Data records
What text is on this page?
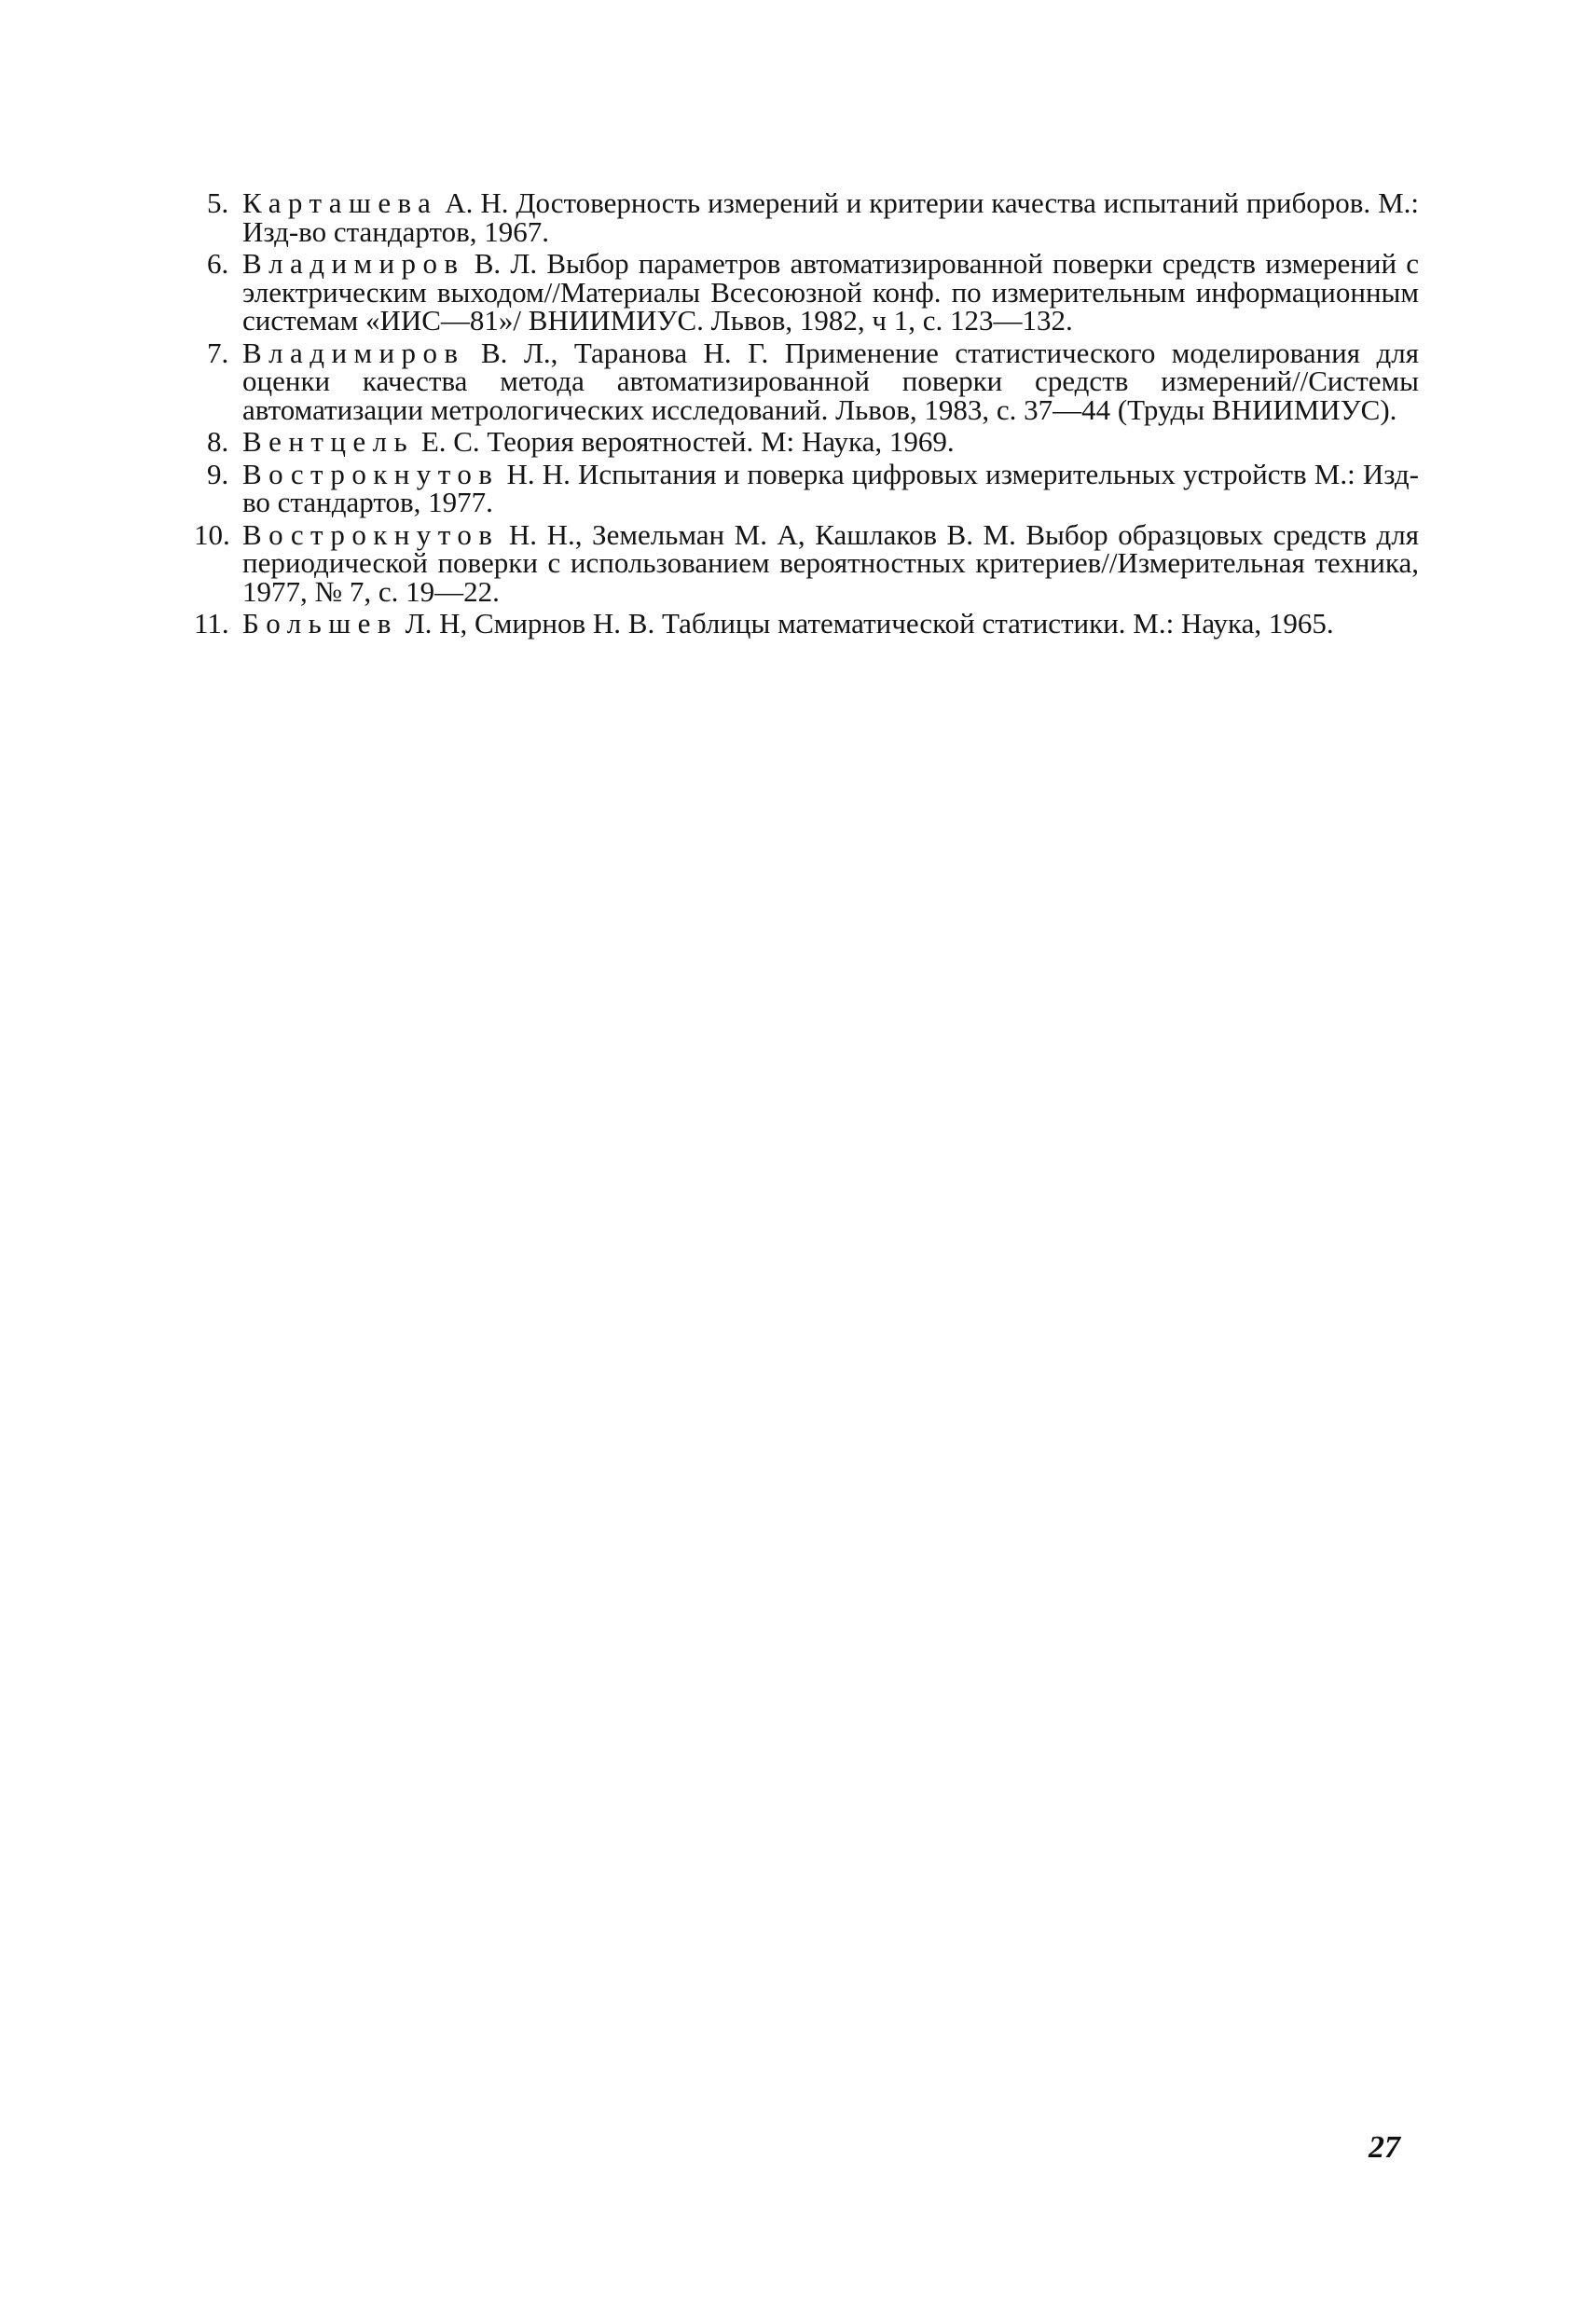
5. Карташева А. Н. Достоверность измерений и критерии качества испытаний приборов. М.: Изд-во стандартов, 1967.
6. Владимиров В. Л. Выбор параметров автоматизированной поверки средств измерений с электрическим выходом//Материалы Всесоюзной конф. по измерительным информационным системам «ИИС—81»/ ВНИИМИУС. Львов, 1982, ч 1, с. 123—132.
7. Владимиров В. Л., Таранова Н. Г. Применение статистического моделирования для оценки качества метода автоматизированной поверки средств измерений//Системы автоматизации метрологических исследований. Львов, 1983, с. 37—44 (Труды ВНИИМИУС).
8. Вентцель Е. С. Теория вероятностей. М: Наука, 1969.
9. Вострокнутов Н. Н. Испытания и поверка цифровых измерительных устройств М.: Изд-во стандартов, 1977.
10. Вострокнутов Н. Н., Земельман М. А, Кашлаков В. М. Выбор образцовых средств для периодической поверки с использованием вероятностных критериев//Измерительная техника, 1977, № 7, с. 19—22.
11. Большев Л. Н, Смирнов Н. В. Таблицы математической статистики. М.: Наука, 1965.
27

What is expected:
List all lines in the material containing the string "Вострокнутов".

Exercise answer:
9. Вострокнутов Н. Н. Испытания и поверка цифровых измерительных устройств М.: Изд-во стандартов, 1977.
10. Вострокнутов Н. Н., Земельман М. А, Кашлаков В. М. Выбор образцовых средств для периодической поверки с использованием вероятностных критериев//Измерительная техника, 1977, № 7, с. 19—22.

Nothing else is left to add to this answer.